Start

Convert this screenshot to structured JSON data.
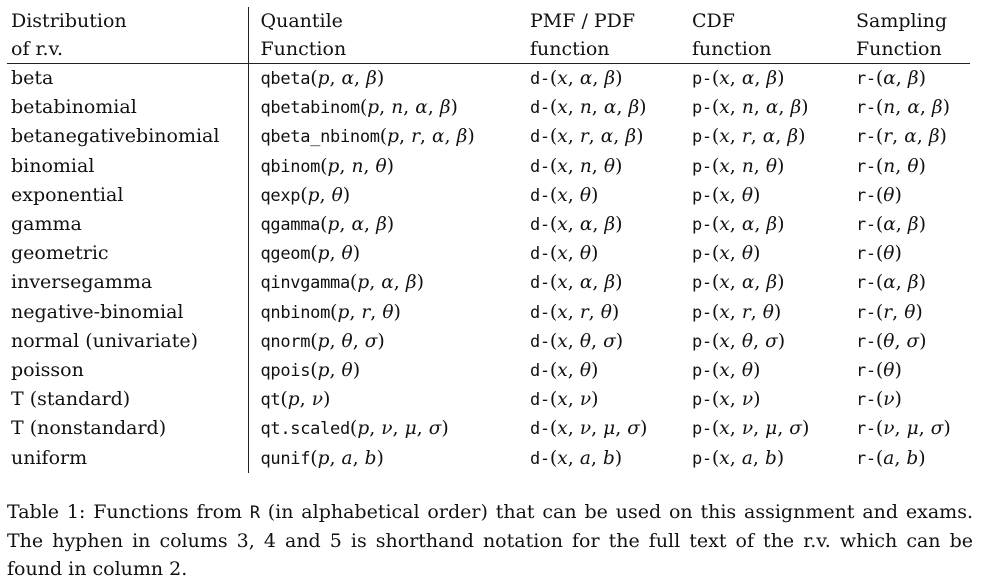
{
  "table": {
    "headers": [
      [
        "Distribution",
        "of r.v."
      ],
      [
        "Quantile",
        "Function"
      ],
      [
        "PMF / PDF",
        "function"
      ],
      [
        "CDF",
        "function"
      ],
      [
        "Sampling",
        "Function"
      ]
    ],
    "rows": [
      {
        "name": "beta",
        "q": "qbeta",
        "args": [
          "α",
          "β"
        ]
      },
      {
        "name": "betabinomial",
        "q": "qbetabinom",
        "args": [
          "n",
          "α",
          "β"
        ]
      },
      {
        "name": "betanegativebinomial",
        "q": "qbeta_nbinom",
        "args": [
          "r",
          "α",
          "β"
        ]
      },
      {
        "name": "binomial",
        "q": "qbinom",
        "args": [
          "n",
          "θ"
        ]
      },
      {
        "name": "exponential",
        "q": "qexp",
        "args": [
          "θ"
        ]
      },
      {
        "name": "gamma",
        "q": "qgamma",
        "args": [
          "α",
          "β"
        ]
      },
      {
        "name": "geometric",
        "q": "qgeom",
        "args": [
          "θ"
        ]
      },
      {
        "name": "inversegamma",
        "q": "qinvgamma",
        "args": [
          "α",
          "β"
        ]
      },
      {
        "name": "negative-binomial",
        "q": "qnbinom",
        "args": [
          "r",
          "θ"
        ]
      },
      {
        "name": "normal (univariate)",
        "q": "qnorm",
        "args": [
          "θ",
          "σ"
        ]
      },
      {
        "name": "poisson",
        "q": "qpois",
        "args": [
          "θ"
        ]
      },
      {
        "name": "T (standard)",
        "q": "qt",
        "args": [
          "ν"
        ]
      },
      {
        "name": "T (nonstandard)",
        "q": "qt.scaled",
        "args": [
          "ν",
          "μ",
          "σ"
        ]
      },
      {
        "name": "uniform",
        "q": "qunif",
        "args": [
          "a",
          "b"
        ]
      }
    ],
    "q_first_arg": "p",
    "density_first_arg": "x",
    "d_prefix": "d-",
    "p_prefix": "p-",
    "r_prefix": "r-"
  },
  "caption": {
    "before": "Table 1: Functions from ",
    "code": "R",
    "after": " (in alphabetical order) that can be used on this assignment and exams. The hyphen in colums 3, 4 and 5 is shorthand notation for the full text of the r.v. which can be found in column 2."
  }
}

End

__GIVEN PROBLEM__.
Output the records above exactly as they are, leaving out the pictures.

__CORRECT RESULT__.
Convert this screenshot to structured JSON data.
{
  "table": {
    "headers": [
      [
        "Distribution",
        "of r.v."
      ],
      [
        "Quantile",
        "Function"
      ],
      [
        "PMF / PDF",
        "function"
      ],
      [
        "CDF",
        "function"
      ],
      [
        "Sampling",
        "Function"
      ]
    ],
    "rows": [
      {
        "name": "beta",
        "q": "qbeta",
        "args": [
          "α",
          "β"
        ]
      },
      {
        "name": "betabinomial",
        "q": "qbetabinom",
        "args": [
          "n",
          "α",
          "β"
        ]
      },
      {
        "name": "betanegativebinomial",
        "q": "qbeta_nbinom",
        "args": [
          "r",
          "α",
          "β"
        ]
      },
      {
        "name": "binomial",
        "q": "qbinom",
        "args": [
          "n",
          "θ"
        ]
      },
      {
        "name": "exponential",
        "q": "qexp",
        "args": [
          "θ"
        ]
      },
      {
        "name": "gamma",
        "q": "qgamma",
        "args": [
          "α",
          "β"
        ]
      },
      {
        "name": "geometric",
        "q": "qgeom",
        "args": [
          "θ"
        ]
      },
      {
        "name": "inversegamma",
        "q": "qinvgamma",
        "args": [
          "α",
          "β"
        ]
      },
      {
        "name": "negative-binomial",
        "q": "qnbinom",
        "args": [
          "r",
          "θ"
        ]
      },
      {
        "name": "normal (univariate)",
        "q": "qnorm",
        "args": [
          "θ",
          "σ"
        ]
      },
      {
        "name": "poisson",
        "q": "qpois",
        "args": [
          "θ"
        ]
      },
      {
        "name": "T (standard)",
        "q": "qt",
        "args": [
          "ν"
        ]
      },
      {
        "name": "T (nonstandard)",
        "q": "qt.scaled",
        "args": [
          "ν",
          "μ",
          "σ"
        ]
      },
      {
        "name": "uniform",
        "q": "qunif",
        "args": [
          "a",
          "b"
        ]
      }
    ],
    "q_first_arg": "p",
    "density_first_arg": "x",
    "d_prefix": "d-",
    "p_prefix": "p-",
    "r_prefix": "r-"
  },
  "caption": {
    "before": "Table 1: Functions from ",
    "code": "R",
    "after": " (in alphabetical order) that can be used on this assignment and exams. The hyphen in colums 3, 4 and 5 is shorthand notation for the full text of the r.v. which can be found in column 2."
  }
}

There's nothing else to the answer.